Request: Reproduce the whole listing, character for character.

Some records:
● ● ● ● ●

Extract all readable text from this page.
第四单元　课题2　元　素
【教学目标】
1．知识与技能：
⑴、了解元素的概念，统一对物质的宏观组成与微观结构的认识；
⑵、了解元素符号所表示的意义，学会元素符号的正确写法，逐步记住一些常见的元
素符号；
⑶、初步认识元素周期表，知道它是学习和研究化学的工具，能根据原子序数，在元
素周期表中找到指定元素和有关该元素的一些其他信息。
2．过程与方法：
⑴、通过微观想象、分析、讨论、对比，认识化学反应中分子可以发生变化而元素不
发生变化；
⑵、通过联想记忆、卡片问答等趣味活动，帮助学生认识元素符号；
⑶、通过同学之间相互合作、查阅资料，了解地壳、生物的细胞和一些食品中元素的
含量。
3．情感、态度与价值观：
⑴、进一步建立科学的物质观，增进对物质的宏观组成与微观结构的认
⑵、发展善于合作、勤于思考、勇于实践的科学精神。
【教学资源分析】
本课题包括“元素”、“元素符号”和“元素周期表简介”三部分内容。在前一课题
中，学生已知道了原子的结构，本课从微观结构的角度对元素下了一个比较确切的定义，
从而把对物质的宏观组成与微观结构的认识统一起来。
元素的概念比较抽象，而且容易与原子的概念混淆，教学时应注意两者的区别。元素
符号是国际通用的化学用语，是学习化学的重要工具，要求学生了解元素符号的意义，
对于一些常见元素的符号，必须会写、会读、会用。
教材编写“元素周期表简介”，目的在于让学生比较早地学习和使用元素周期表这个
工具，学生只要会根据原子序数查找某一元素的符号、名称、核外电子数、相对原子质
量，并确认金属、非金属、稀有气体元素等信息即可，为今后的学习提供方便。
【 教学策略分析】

● ● ● ● ●

Exercise response:
Extract all readable text from this page.
第四单元　课题2　元　素
【教学目标】
1．知识与技能：
⑴、了解元素的概念，统一对物质的宏观组成与微观结构的认识；
⑵、了解元素符号所表示的意义，学会元素符号的正确写法，逐步记住一些常见的元
素符号；
⑶、初步认识元素周期表，知道它是学习和研究化学的工具，能根据原子序数，在元
素周期表中找到指定元素和有关该元素的一些其他信息。
2．过程与方法：
⑴、通过微观想象、分析、讨论、对比，认识化学反应中分子可以发生变化而元素不
发生变化；
⑵、通过联想记忆、卡片问答等趣味活动，帮助学生认识元素符号；
⑶、通过同学之间相互合作、查阅资料，了解地壳、生物的细胞和一些食品中元素的
含量。
3．情感、态度与价值观：
⑴、进一步建立科学的物质观，增进对物质的宏观组成与微观结构的认
⑵、发展善于合作、勤于思考、勇于实践的科学精神。
【教学资源分析】
本课题包括“元素”、“元素符号”和“元素周期表简介”三部分内容。在前一课题
中，学生已知道了原子的结构，本课从微观结构的角度对元素下了一个比较确切的定义，
从而把对物质的宏观组成与微观结构的认识统一起来。
元素的概念比较抽象，而且容易与原子的概念混淆，教学时应注意两者的区别。元素
符号是国际通用的化学用语，是学习化学的重要工具，要求学生了解元素符号的意义，
对于一些常见元素的符号，必须会写、会读、会用。
教材编写“元素周期表简介”，目的在于让学生比较早地学习和使用元素周期表这个
工具，学生只要会根据原子序数查找某一元素的符号、名称、核外电子数、相对原子质
量，并确认金属、非金属、稀有气体元素等信息即可，为今后的学习提供方便。
【 教学策略分析】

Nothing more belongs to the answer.